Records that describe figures
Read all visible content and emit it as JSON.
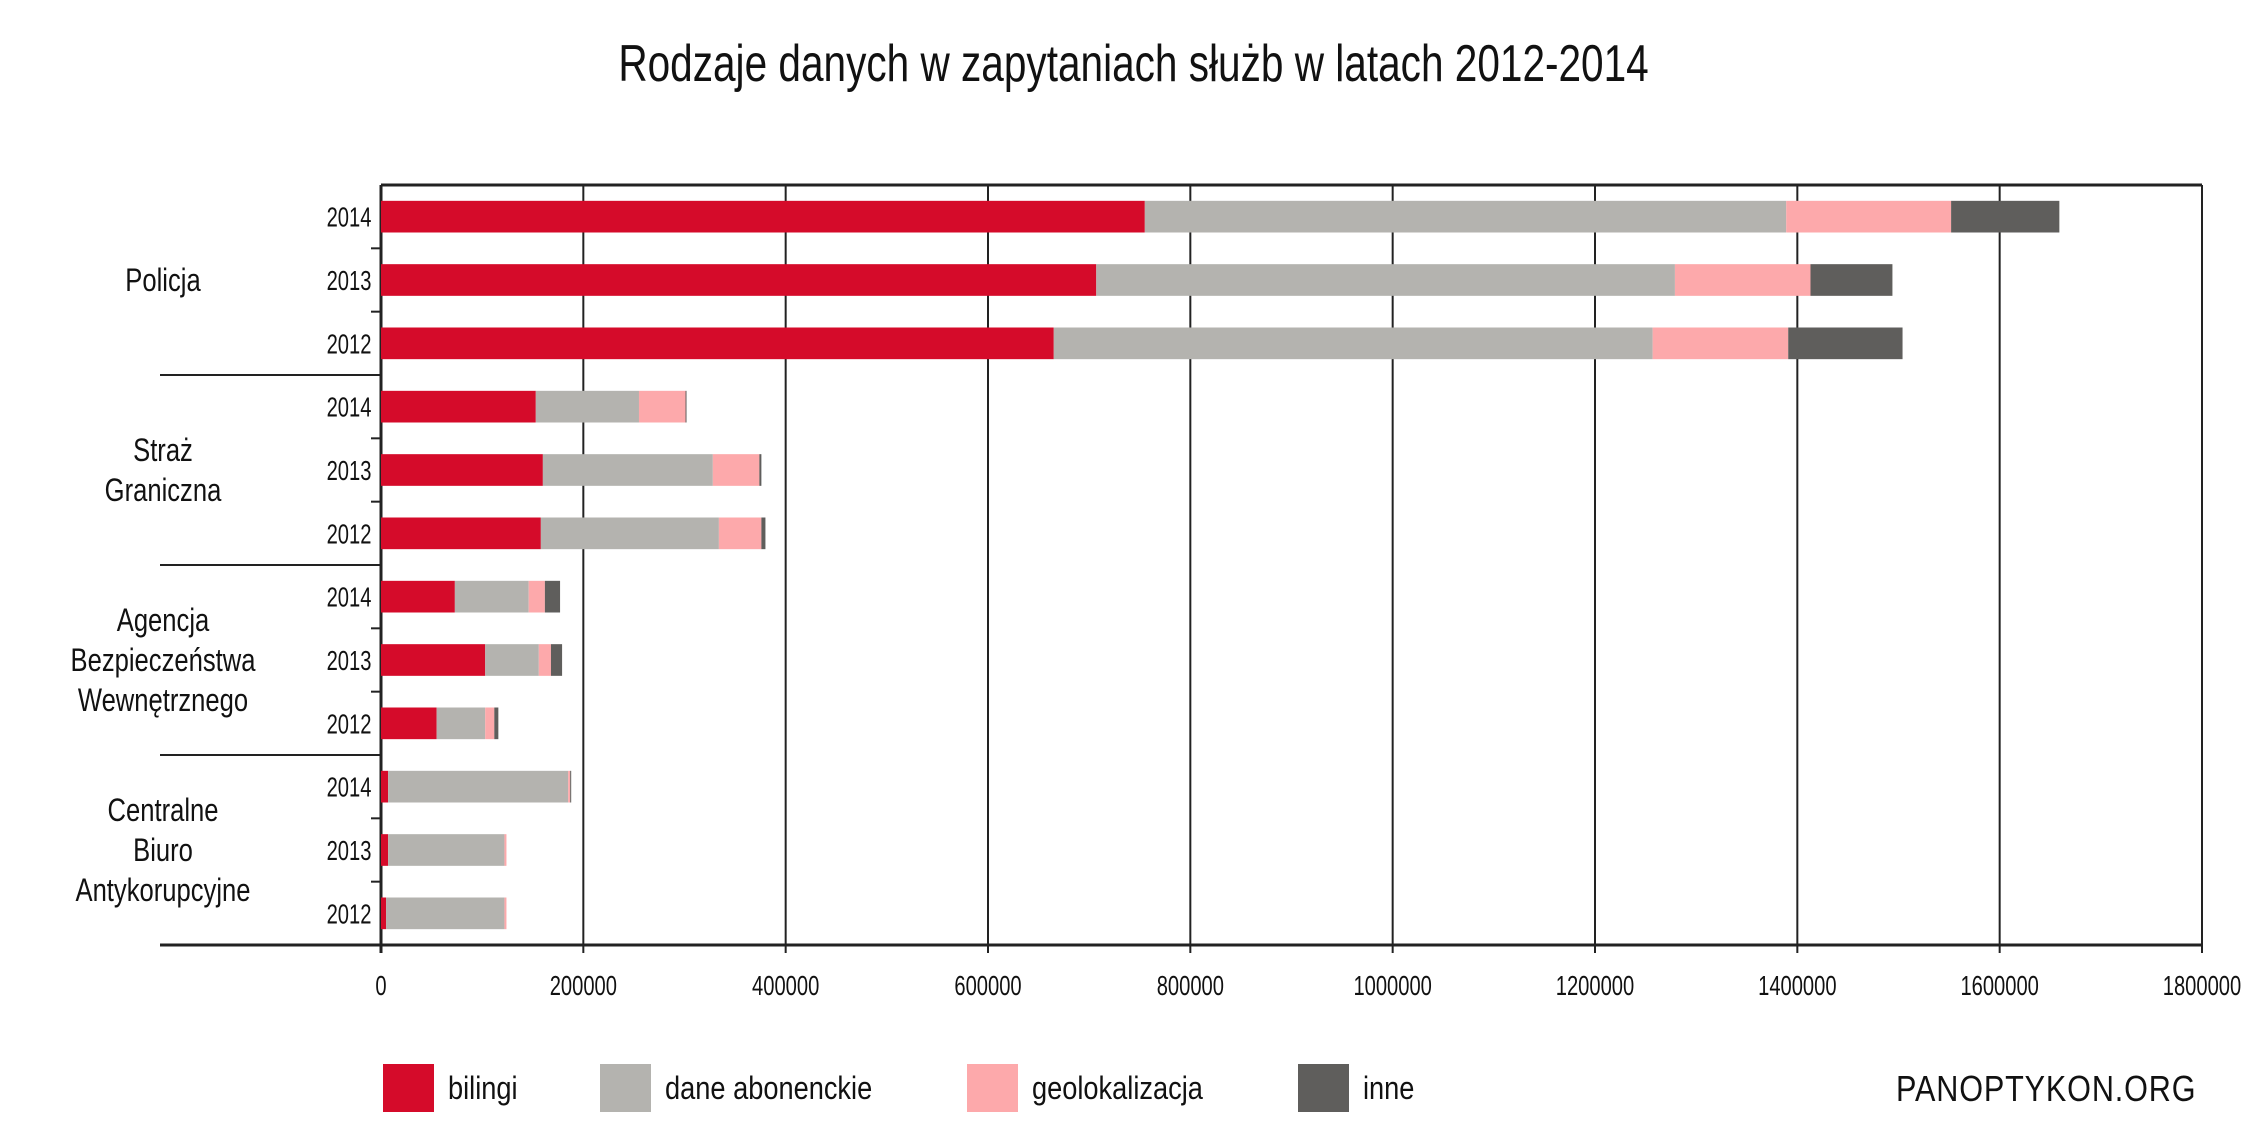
{
  "chart_data": {
    "type": "bar",
    "orientation": "horizontal",
    "stacked": true,
    "title": "Rodzaje danych w zapytaniach służb w latach 2012-2014",
    "xlabel": "",
    "ylabel": "",
    "xlim": [
      0,
      1800000
    ],
    "xticks": [
      "0",
      "200000",
      "400000",
      "600000",
      "800000",
      "1000000",
      "1200000",
      "1400000",
      "1600000",
      "1800000"
    ],
    "grid": true,
    "legend_position": "bottom",
    "groups": [
      {
        "label": [
          "Policja"
        ],
        "years": [
          "2014",
          "2013",
          "2012"
        ]
      },
      {
        "label": [
          "Straż",
          "Graniczna"
        ],
        "years": [
          "2014",
          "2013",
          "2012"
        ]
      },
      {
        "label": [
          "Agencja",
          "Bezpieczeństwa",
          "Wewnętrznego"
        ],
        "years": [
          "2014",
          "2013",
          "2012"
        ]
      },
      {
        "label": [
          "Centralne",
          "Biuro",
          "Antykorupcyjne"
        ],
        "years": [
          "2014",
          "2013",
          "2012"
        ]
      }
    ],
    "series": [
      {
        "name": "bilingi",
        "color": "#d50b2a",
        "values": [
          755000,
          707000,
          665000,
          153000,
          160000,
          158000,
          73000,
          103000,
          55000,
          7000,
          7000,
          5000
        ]
      },
      {
        "name": "dane abonenckie",
        "color": "#b4b3af",
        "values": [
          634000,
          572000,
          592000,
          102000,
          168000,
          176000,
          73000,
          53000,
          48000,
          178000,
          115000,
          117000
        ]
      },
      {
        "name": "geolokalizacja",
        "color": "#fda9ab",
        "values": [
          163000,
          134000,
          134000,
          46000,
          46000,
          42000,
          16000,
          12000,
          9000,
          2000,
          2000,
          2000
        ]
      },
      {
        "name": "inne",
        "color": "#5f5e5c",
        "values": [
          107000,
          81000,
          113000,
          1000,
          2000,
          4000,
          15000,
          11000,
          4000,
          1000,
          0,
          0
        ]
      }
    ]
  },
  "legend": [
    "bilingi",
    "dane abonenckie",
    "geolokalizacja",
    "inne"
  ],
  "brand": "PANOPTYKON.ORG"
}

#### WHAT IS EXPECTED:
The records above need to be restated word for word, with the pictures left out.

#### RESPONSE FOR THIS EXERCISE:
Read all visible content and emit it as JSON.
{
  "chart_data": {
    "type": "bar",
    "orientation": "horizontal",
    "stacked": true,
    "title": "Rodzaje danych w zapytaniach służb w latach 2012-2014",
    "xlabel": "",
    "ylabel": "",
    "xlim": [
      0,
      1800000
    ],
    "xticks": [
      "0",
      "200000",
      "400000",
      "600000",
      "800000",
      "1000000",
      "1200000",
      "1400000",
      "1600000",
      "1800000"
    ],
    "grid": true,
    "legend_position": "bottom",
    "groups": [
      {
        "label": [
          "Policja"
        ],
        "years": [
          "2014",
          "2013",
          "2012"
        ]
      },
      {
        "label": [
          "Straż",
          "Graniczna"
        ],
        "years": [
          "2014",
          "2013",
          "2012"
        ]
      },
      {
        "label": [
          "Agencja",
          "Bezpieczeństwa",
          "Wewnętrznego"
        ],
        "years": [
          "2014",
          "2013",
          "2012"
        ]
      },
      {
        "label": [
          "Centralne",
          "Biuro",
          "Antykorupcyjne"
        ],
        "years": [
          "2014",
          "2013",
          "2012"
        ]
      }
    ],
    "series": [
      {
        "name": "bilingi",
        "color": "#d50b2a",
        "values": [
          755000,
          707000,
          665000,
          153000,
          160000,
          158000,
          73000,
          103000,
          55000,
          7000,
          7000,
          5000
        ]
      },
      {
        "name": "dane abonenckie",
        "color": "#b4b3af",
        "values": [
          634000,
          572000,
          592000,
          102000,
          168000,
          176000,
          73000,
          53000,
          48000,
          178000,
          115000,
          117000
        ]
      },
      {
        "name": "geolokalizacja",
        "color": "#fda9ab",
        "values": [
          163000,
          134000,
          134000,
          46000,
          46000,
          42000,
          16000,
          12000,
          9000,
          2000,
          2000,
          2000
        ]
      },
      {
        "name": "inne",
        "color": "#5f5e5c",
        "values": [
          107000,
          81000,
          113000,
          1000,
          2000,
          4000,
          15000,
          11000,
          4000,
          1000,
          0,
          0
        ]
      }
    ]
  },
  "legend": [
    "bilingi",
    "dane abonenckie",
    "geolokalizacja",
    "inne"
  ],
  "brand": "PANOPTYKON.ORG"
}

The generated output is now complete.